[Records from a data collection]
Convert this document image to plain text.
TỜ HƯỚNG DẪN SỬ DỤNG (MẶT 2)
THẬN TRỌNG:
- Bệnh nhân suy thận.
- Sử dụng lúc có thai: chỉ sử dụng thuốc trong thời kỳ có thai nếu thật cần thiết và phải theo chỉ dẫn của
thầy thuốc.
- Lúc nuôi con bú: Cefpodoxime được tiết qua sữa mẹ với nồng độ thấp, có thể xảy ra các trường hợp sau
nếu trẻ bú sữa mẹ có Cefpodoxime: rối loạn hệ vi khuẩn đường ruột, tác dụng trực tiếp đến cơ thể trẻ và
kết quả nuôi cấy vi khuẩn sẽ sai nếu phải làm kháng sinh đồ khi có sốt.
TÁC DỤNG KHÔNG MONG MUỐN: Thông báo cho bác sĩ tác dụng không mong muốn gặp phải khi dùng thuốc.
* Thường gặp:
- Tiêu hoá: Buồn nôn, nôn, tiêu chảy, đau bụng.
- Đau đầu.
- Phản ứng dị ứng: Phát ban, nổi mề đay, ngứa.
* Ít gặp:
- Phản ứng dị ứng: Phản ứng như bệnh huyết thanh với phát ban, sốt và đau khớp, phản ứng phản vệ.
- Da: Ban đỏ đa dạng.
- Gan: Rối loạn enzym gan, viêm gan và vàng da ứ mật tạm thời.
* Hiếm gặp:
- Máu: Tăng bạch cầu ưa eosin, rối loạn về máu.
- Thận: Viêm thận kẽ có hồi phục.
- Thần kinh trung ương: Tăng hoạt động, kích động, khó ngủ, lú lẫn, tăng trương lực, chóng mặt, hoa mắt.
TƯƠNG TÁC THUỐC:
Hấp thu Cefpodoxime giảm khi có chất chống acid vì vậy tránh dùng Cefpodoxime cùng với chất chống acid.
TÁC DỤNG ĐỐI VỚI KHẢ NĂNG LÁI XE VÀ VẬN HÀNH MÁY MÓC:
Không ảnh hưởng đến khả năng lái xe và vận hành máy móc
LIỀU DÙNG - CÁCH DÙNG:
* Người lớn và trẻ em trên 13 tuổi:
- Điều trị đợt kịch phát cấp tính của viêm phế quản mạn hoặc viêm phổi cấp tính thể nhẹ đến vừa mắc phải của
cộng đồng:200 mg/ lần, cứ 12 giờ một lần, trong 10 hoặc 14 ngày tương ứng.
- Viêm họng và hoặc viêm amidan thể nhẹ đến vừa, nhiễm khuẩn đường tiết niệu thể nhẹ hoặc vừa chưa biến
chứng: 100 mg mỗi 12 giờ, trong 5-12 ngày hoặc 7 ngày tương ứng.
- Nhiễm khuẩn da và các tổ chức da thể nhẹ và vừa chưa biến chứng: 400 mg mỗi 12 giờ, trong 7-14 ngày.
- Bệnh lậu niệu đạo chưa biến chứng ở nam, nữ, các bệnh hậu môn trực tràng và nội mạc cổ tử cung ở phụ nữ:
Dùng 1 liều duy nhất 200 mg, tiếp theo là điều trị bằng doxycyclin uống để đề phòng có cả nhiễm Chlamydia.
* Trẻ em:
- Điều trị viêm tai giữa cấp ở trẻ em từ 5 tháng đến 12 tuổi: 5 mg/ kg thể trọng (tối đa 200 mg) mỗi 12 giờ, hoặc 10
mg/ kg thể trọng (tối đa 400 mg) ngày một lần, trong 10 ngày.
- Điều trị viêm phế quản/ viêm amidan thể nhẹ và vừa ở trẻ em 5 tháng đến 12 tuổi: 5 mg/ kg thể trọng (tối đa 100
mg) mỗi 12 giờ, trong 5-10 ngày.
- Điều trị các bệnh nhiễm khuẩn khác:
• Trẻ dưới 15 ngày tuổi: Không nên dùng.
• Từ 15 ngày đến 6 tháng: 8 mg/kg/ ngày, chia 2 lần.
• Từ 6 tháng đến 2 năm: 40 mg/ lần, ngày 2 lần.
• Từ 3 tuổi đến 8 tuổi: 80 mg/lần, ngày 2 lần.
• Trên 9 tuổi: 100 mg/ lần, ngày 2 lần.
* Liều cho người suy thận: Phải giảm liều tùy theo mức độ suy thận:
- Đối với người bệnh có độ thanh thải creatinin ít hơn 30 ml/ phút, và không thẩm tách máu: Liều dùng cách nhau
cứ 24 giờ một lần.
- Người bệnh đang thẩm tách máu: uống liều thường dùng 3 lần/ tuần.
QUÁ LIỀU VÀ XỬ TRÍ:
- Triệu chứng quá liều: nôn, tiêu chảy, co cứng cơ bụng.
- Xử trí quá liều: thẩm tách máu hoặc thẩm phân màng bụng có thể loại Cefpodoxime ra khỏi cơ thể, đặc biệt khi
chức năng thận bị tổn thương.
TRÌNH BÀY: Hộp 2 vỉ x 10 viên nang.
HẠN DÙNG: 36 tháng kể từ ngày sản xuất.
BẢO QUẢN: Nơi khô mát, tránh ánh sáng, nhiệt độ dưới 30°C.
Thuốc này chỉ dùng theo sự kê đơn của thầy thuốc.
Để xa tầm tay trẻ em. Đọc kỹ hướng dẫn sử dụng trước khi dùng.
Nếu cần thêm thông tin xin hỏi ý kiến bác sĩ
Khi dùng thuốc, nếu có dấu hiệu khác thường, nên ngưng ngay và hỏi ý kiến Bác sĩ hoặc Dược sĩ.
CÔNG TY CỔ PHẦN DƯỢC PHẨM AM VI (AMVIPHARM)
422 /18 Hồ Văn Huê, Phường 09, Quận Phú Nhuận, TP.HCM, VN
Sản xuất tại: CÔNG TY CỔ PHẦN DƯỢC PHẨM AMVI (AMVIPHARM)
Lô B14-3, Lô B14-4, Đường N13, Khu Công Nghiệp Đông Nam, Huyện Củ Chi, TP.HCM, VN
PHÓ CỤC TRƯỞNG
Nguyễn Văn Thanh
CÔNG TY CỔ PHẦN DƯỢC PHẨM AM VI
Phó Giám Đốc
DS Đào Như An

---

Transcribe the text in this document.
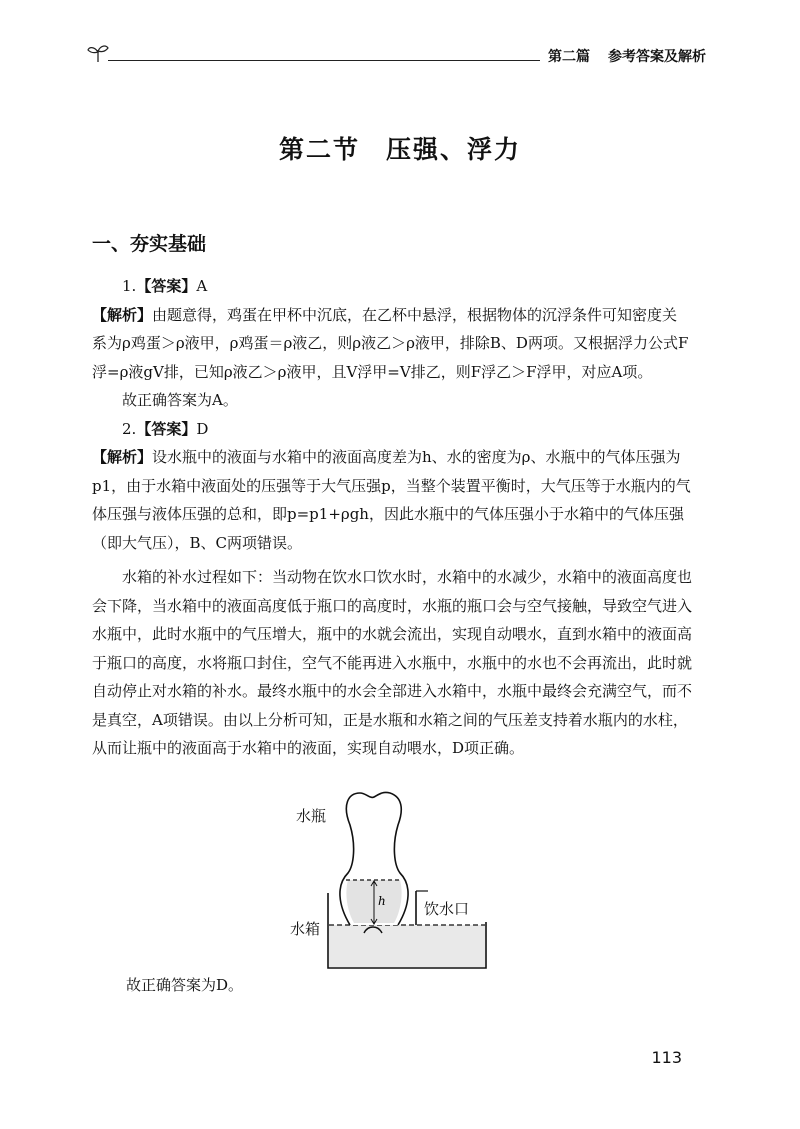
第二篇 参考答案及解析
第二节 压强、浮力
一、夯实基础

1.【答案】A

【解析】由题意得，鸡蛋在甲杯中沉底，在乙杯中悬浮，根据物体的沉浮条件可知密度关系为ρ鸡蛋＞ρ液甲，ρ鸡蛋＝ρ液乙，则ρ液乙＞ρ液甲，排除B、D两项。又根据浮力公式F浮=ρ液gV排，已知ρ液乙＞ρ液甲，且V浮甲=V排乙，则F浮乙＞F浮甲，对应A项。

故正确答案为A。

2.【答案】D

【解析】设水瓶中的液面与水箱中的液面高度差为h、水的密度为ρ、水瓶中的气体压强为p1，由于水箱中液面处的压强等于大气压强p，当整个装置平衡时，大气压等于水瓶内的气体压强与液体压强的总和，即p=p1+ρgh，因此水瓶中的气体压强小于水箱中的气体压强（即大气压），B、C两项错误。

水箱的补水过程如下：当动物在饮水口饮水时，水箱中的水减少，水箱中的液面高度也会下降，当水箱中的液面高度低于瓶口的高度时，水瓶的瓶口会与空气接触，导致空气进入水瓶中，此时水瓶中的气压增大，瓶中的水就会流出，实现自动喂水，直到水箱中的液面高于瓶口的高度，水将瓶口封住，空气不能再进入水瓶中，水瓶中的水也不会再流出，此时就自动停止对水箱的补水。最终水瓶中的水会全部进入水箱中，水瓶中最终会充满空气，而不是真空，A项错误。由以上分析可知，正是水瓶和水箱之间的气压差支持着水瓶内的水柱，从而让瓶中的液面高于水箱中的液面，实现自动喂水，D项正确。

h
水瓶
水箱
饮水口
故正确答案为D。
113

WHAT YOU ARE ASKED TO DO – Count how many lines above include the word "chảy" and answer with that figure only.

TASK ANSWER – 2